Required work → Search the data below for the string "title". Extract every line that contains it.
## Start
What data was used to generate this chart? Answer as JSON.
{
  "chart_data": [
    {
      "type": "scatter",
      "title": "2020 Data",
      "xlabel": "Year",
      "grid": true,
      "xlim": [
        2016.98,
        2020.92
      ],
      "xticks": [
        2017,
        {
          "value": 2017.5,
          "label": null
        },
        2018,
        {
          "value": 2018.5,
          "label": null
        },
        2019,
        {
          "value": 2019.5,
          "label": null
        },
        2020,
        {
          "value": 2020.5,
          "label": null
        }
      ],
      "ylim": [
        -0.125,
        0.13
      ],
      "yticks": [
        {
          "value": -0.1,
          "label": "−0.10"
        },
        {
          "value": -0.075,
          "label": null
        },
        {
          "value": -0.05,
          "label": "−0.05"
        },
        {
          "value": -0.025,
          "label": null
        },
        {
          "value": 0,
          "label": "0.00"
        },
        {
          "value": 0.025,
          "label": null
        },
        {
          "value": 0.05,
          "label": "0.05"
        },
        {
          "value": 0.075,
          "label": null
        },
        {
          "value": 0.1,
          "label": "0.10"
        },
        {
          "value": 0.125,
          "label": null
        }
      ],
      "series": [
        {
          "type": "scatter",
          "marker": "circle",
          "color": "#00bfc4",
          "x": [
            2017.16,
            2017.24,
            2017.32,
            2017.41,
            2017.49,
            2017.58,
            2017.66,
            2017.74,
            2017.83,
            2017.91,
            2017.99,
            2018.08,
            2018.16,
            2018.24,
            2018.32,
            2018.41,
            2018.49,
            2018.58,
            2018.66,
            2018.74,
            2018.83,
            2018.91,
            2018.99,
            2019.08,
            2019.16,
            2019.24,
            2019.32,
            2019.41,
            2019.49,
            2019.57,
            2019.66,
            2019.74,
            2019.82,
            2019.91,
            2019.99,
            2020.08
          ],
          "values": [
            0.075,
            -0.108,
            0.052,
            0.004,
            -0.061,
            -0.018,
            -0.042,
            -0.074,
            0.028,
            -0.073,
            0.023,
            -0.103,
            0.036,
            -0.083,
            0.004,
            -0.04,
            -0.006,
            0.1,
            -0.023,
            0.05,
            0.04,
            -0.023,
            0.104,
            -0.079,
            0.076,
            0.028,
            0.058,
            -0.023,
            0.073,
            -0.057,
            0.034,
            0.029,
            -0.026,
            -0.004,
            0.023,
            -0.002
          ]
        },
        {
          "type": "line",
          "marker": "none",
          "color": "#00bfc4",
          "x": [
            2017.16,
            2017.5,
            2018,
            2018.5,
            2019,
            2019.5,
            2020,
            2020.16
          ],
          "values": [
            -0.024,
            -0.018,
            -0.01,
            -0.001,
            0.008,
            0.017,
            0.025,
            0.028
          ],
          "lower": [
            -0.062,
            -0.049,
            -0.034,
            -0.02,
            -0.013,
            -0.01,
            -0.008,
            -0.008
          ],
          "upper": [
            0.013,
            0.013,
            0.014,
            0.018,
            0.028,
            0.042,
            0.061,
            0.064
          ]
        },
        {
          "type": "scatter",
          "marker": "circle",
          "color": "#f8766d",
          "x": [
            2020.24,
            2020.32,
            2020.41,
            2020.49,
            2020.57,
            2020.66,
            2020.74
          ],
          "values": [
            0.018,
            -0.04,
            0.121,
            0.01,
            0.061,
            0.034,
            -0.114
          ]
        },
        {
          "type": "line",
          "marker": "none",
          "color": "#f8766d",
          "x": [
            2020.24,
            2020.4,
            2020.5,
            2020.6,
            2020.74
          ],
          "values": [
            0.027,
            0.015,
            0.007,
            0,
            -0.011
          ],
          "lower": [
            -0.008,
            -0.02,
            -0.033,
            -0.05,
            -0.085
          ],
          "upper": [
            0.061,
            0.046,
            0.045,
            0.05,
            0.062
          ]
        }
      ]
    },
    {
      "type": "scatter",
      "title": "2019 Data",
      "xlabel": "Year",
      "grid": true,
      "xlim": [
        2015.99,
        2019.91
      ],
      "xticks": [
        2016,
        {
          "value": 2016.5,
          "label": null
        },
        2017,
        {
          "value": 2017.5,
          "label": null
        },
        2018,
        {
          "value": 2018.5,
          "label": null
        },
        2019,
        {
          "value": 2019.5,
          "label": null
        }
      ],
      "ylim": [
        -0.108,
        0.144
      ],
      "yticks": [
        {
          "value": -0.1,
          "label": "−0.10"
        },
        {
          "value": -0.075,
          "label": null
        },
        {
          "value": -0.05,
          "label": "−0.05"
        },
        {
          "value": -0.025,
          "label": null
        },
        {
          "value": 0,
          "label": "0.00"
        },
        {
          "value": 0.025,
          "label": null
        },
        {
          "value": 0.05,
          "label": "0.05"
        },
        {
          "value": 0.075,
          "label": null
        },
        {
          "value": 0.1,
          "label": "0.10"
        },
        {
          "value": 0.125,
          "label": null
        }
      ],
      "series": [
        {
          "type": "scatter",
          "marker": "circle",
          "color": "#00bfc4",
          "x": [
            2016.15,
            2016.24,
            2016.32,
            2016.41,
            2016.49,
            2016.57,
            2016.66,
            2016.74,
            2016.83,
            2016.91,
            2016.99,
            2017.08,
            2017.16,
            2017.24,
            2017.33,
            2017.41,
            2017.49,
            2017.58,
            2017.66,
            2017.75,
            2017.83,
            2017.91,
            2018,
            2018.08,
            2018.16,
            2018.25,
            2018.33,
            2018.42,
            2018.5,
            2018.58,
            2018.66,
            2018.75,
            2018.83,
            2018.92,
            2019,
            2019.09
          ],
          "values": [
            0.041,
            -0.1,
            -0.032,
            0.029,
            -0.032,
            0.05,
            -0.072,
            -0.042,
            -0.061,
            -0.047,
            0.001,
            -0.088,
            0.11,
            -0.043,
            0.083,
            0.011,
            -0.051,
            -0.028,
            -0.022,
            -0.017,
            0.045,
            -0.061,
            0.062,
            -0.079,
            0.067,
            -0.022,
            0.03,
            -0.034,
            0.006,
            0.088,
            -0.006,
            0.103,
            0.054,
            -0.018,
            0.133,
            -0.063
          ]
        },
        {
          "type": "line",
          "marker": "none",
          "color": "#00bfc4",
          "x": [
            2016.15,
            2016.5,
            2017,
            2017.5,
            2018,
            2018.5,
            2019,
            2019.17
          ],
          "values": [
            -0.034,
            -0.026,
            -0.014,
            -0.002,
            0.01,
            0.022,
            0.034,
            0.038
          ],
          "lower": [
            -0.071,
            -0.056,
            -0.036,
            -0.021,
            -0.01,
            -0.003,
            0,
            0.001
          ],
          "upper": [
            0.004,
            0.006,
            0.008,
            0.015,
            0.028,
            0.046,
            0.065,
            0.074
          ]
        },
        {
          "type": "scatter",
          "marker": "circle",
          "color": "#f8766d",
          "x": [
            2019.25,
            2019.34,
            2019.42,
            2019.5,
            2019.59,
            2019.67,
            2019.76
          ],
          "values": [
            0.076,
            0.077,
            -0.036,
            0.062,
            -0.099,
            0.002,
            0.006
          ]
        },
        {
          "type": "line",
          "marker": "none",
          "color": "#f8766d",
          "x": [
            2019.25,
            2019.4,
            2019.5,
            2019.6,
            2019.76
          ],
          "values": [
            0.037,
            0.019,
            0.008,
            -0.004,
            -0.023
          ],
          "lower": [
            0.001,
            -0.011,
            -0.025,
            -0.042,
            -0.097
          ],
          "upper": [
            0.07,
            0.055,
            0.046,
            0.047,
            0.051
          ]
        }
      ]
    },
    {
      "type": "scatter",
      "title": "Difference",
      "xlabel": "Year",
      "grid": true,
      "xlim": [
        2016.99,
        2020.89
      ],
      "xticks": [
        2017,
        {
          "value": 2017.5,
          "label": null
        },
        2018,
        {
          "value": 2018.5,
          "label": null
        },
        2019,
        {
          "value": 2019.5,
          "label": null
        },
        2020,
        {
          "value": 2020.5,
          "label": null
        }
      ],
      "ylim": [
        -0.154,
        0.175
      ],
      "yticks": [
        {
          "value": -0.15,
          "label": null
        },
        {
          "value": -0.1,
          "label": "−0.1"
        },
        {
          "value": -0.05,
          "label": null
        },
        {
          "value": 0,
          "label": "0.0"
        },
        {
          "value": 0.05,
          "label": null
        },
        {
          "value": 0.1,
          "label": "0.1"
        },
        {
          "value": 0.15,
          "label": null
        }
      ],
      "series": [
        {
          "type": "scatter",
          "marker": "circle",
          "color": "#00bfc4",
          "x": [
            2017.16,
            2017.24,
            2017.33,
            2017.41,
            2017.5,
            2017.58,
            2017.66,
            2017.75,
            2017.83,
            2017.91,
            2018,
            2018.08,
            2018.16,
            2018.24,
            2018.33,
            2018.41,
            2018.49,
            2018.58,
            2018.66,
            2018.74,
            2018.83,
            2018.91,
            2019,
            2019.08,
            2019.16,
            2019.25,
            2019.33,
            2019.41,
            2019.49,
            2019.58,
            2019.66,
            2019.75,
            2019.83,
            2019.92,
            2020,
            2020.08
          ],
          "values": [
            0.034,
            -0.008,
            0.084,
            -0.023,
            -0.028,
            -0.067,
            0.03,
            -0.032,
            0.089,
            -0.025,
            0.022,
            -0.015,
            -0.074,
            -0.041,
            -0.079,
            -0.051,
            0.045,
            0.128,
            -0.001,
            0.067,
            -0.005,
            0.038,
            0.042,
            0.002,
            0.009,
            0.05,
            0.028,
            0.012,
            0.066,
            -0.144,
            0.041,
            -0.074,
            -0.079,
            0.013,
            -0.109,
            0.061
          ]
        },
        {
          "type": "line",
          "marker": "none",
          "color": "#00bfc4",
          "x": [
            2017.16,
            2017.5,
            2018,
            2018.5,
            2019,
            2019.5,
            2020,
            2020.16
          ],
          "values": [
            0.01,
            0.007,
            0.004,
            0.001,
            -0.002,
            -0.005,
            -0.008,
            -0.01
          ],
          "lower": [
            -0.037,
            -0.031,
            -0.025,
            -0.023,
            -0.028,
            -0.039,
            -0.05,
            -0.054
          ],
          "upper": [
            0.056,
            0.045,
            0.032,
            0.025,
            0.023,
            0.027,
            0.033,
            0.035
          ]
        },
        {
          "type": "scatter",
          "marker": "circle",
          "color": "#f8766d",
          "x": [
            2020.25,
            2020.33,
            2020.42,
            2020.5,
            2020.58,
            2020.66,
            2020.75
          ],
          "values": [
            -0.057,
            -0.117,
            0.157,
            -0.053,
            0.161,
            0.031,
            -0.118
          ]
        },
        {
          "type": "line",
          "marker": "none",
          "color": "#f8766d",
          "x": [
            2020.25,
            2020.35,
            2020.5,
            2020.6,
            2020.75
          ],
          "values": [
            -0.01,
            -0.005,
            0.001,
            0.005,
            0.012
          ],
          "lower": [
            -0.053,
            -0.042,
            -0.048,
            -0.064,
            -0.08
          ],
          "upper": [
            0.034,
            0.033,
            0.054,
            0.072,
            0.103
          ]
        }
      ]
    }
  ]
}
## End
Answer for this exercise →
      "title": "2020 Data",
      "title": "2019 Data",
      "title": "Difference",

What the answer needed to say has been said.